[Start of Information provided]
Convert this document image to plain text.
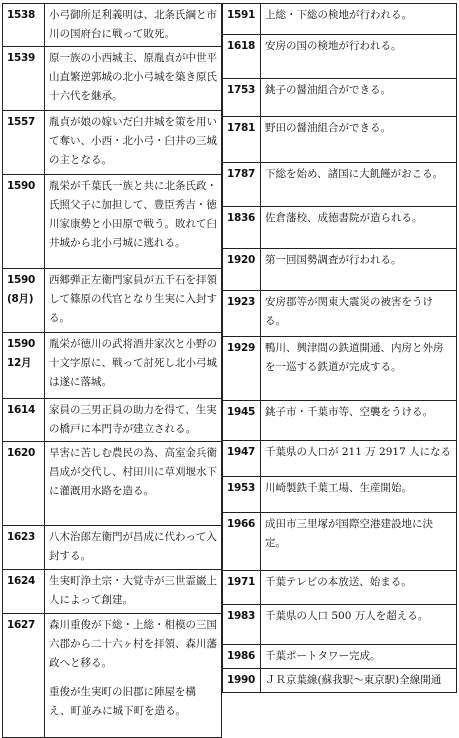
1538	小弓御所足利義明は、北条氏綱と市川の国府台に戦って敗死。
1539	原一族の小西城主、原胤貞が中世平山直繁逆郭城の北小弓城を築き原氏十六代を継承。
1557	胤貞が娘の嫁いだ臼井城を策を用いて奪い、小西・北小弓・臼井の三城の主となる。
1590	胤栄が千葉氏一族と共に北条氏政・氏照父子に加担して、豊臣秀吉・徳川家康勢と小田原で戦う。敗れて臼井城から北小弓城に逃れる。

1590
(8月)	西郷弾正左衛門家員が五千石を拝領して篠原の代官となり生実に入封する。

1590
12月	胤栄が徳川の武将酒井家次と小野の十文字原に、戦って討死し北小弓城は遂に落城。
1614	家員の三男正員の助力を得て、生実の橋戸に本門寺が建立される。
1620	旱害に苦しむ農民の為、高室金兵衛昌成が交代し、村田川に草刈堰水下に灌漑用水路を造る。
1623	八木治郎左衛門が昌成に代わって入封する。
1624	生実町浄土宗・大覚寺が三世霊巌上人によって創建。
1627	森川重俊が下総・上総・相模の三国六郡から二十六ヶ村を拝領、森川藩政へと移る。
重俊が生実町の旧郡に陣屋を構え、町並みに城下町を造る。
1591	上総・下総の検地が行われる。
1618	安房の国の検地が行われる。
1753	銚子の醤油組合ができる。
1781	野田の醤油組合ができる。
1787	下総を始め、諸国に大飢饉がおこる。
1836	佐倉藩校、成徳書院が造られる。
1920	第一回国勢調査が行われる。
1923	安房郡等が関東大震災の被害をうける。
1929	鴨川、興津間の鉄道開通、内房と外房を一巡する鉄道が完成する。
1945	銚子市・千葉市等、空襲をうける。
1947	千葉県の人口が 211 万 2917 人になる
1953	川崎製鉄千葉工場、生産開始。
1966	成田市三里塚が国際空港建設地に決定。
1971	千葉テレビの本放送、始まる。
1983	千葉県の人口 500 万人を超える。
1986	千葉ポートタワー完成。
1990	ＪＲ京葉線(蘇我駅～東京駅)全線開通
[End of Information provided]
Given problem:
Repeat all of the records verbatim, leaving out the pictures.

The completed task:
Convert this document image to plain text.
1538	小弓御所足利義明は、北条氏綱と市川の国府台に戦って敗死。
1539	原一族の小西城主、原胤貞が中世平山直繁逆郭城の北小弓城を築き原氏十六代を継承。
1557	胤貞が娘の嫁いだ臼井城を策を用いて奪い、小西・北小弓・臼井の三城の主となる。
1590	胤栄が千葉氏一族と共に北条氏政・氏照父子に加担して、豊臣秀吉・徳川家康勢と小田原で戦う。敗れて臼井城から北小弓城に逃れる。

1590
(8月)	西郷弾正左衛門家員が五千石を拝領して篠原の代官となり生実に入封する。

1590
12月	胤栄が徳川の武将酒井家次と小野の十文字原に、戦って討死し北小弓城は遂に落城。
1614	家員の三男正員の助力を得て、生実の橋戸に本門寺が建立される。
1620	旱害に苦しむ農民の為、高室金兵衛昌成が交代し、村田川に草刈堰水下に灌漑用水路を造る。
1623	八木治郎左衛門が昌成に代わって入封する。
1624	生実町浄土宗・大覚寺が三世霊巌上人によって創建。
1627	森川重俊が下総・上総・相模の三国六郡から二十六ヶ村を拝領、森川藩政へと移る。
重俊が生実町の旧郡に陣屋を構え、町並みに城下町を造る。
1591	上総・下総の検地が行われる。
1618	安房の国の検地が行われる。
1753	銚子の醤油組合ができる。
1781	野田の醤油組合ができる。
1787	下総を始め、諸国に大飢饉がおこる。
1836	佐倉藩校、成徳書院が造られる。
1920	第一回国勢調査が行われる。
1923	安房郡等が関東大震災の被害をうける。
1929	鴨川、興津間の鉄道開通、内房と外房を一巡する鉄道が完成する。
1945	銚子市・千葉市等、空襲をうける。
1947	千葉県の人口が 211 万 2917 人になる
1953	川崎製鉄千葉工場、生産開始。
1966	成田市三里塚が国際空港建設地に決定。
1971	千葉テレビの本放送、始まる。
1983	千葉県の人口 500 万人を超える。
1986	千葉ポートタワー完成。
1990	ＪＲ京葉線(蘇我駅～東京駅)全線開通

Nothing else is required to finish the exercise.